§ Aim of the exercise: Transcribe every line exactly and omit anything that is a picture.

§ Record set:
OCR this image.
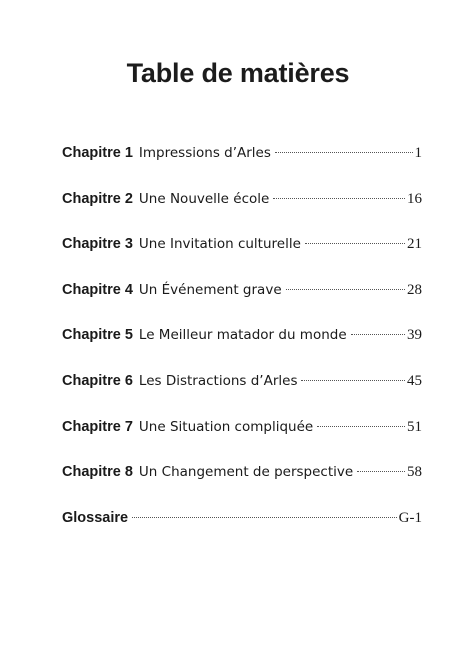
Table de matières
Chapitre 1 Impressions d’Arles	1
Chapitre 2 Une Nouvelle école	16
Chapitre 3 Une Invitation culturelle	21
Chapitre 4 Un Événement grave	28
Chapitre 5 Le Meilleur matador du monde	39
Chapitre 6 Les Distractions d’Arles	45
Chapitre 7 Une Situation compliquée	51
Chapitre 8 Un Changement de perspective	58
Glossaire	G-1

§ Result of this exercise:
OCR this image.
Table de matières
Chapitre 1 Impressions d’Arles	1
Chapitre 2 Une Nouvelle école	16
Chapitre 3 Une Invitation culturelle	21
Chapitre 4 Un Événement grave	28
Chapitre 5 Le Meilleur matador du monde	39
Chapitre 6 Les Distractions d’Arles	45
Chapitre 7 Une Situation compliquée	51
Chapitre 8 Un Changement de perspective	58
Glossaire	G-1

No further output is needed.